INSTRUCTIONS TO FOLLOW ▸ Return only the count of lines in which the word "available" appears.

SOURCE RECORDS ▸
▬▬▬▬▬▬▬▬▬▬

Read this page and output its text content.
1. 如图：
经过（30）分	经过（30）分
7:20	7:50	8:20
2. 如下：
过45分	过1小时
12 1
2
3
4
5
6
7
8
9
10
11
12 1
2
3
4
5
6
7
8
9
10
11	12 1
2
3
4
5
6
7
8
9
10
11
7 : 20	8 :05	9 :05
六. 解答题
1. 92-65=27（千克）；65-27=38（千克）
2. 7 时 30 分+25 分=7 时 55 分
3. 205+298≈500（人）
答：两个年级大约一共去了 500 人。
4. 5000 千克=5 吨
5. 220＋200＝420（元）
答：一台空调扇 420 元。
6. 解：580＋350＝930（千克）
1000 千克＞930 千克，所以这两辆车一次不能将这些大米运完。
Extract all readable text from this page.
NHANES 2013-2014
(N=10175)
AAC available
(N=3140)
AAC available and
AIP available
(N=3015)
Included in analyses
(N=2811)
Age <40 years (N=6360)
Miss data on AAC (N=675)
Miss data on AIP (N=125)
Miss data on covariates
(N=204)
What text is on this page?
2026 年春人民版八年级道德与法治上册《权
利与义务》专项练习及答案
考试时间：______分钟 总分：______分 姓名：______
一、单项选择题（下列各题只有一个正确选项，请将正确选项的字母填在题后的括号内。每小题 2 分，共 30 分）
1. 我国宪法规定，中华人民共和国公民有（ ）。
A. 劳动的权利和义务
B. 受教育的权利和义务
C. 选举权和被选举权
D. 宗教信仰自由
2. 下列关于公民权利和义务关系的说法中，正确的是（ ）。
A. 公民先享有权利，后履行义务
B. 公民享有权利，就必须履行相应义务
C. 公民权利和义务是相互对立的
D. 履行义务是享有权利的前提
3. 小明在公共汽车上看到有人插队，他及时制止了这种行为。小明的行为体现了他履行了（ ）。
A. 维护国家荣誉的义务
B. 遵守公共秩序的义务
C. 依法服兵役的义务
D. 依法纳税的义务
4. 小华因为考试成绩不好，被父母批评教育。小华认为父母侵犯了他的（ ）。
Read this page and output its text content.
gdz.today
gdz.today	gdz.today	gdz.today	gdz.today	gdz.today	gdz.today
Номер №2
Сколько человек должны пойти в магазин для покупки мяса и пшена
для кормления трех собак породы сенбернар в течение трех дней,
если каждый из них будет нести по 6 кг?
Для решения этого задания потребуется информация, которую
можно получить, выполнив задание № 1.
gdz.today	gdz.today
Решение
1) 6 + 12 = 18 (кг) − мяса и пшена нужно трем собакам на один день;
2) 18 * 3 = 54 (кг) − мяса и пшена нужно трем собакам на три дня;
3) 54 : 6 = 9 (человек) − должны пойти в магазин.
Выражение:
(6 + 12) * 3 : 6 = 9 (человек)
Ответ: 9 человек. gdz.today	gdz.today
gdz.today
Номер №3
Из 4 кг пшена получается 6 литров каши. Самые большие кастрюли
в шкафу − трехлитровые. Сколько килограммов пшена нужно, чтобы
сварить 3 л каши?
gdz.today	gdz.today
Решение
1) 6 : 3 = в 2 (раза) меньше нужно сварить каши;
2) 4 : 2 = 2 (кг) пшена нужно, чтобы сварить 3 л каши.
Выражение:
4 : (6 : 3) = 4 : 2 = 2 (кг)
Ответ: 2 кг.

▬▬▬▬▬▬▬▬▬▬

WORKED ANSWER ▸ 3